● **PROBLEM STATEMENT**
Identify all lines of the data containing the string "General" and copy them.

Rows from a dataset:
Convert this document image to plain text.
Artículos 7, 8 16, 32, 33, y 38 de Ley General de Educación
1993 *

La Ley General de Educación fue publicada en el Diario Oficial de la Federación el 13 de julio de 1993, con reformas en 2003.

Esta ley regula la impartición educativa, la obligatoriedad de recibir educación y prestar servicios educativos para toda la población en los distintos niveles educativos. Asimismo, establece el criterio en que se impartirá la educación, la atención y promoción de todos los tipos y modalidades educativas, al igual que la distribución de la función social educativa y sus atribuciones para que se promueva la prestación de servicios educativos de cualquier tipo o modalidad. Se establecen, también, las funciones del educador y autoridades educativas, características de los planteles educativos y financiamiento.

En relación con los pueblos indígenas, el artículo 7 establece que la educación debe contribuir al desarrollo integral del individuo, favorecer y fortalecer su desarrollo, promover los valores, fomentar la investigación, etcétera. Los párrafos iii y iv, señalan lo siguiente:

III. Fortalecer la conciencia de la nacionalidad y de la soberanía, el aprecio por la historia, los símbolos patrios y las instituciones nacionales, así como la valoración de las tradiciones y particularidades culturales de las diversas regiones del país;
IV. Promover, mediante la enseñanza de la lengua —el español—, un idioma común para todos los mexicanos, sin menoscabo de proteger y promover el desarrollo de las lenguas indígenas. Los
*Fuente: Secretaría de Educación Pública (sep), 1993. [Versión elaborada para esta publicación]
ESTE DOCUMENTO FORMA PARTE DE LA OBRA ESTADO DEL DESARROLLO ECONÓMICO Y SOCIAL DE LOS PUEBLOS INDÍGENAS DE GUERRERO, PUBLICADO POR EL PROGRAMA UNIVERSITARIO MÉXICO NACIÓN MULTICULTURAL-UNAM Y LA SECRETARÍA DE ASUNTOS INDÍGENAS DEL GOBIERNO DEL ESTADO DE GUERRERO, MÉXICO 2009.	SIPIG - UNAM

● **SOLUTION TO THIS EXERCISE**
Artículos 7, 8 16, 32, 33, y 38 de Ley General de Educación
La Ley General de Educación fue publicada en el Diario Oficial de la Federación el 13 de julio de 1993, con reformas en 2003.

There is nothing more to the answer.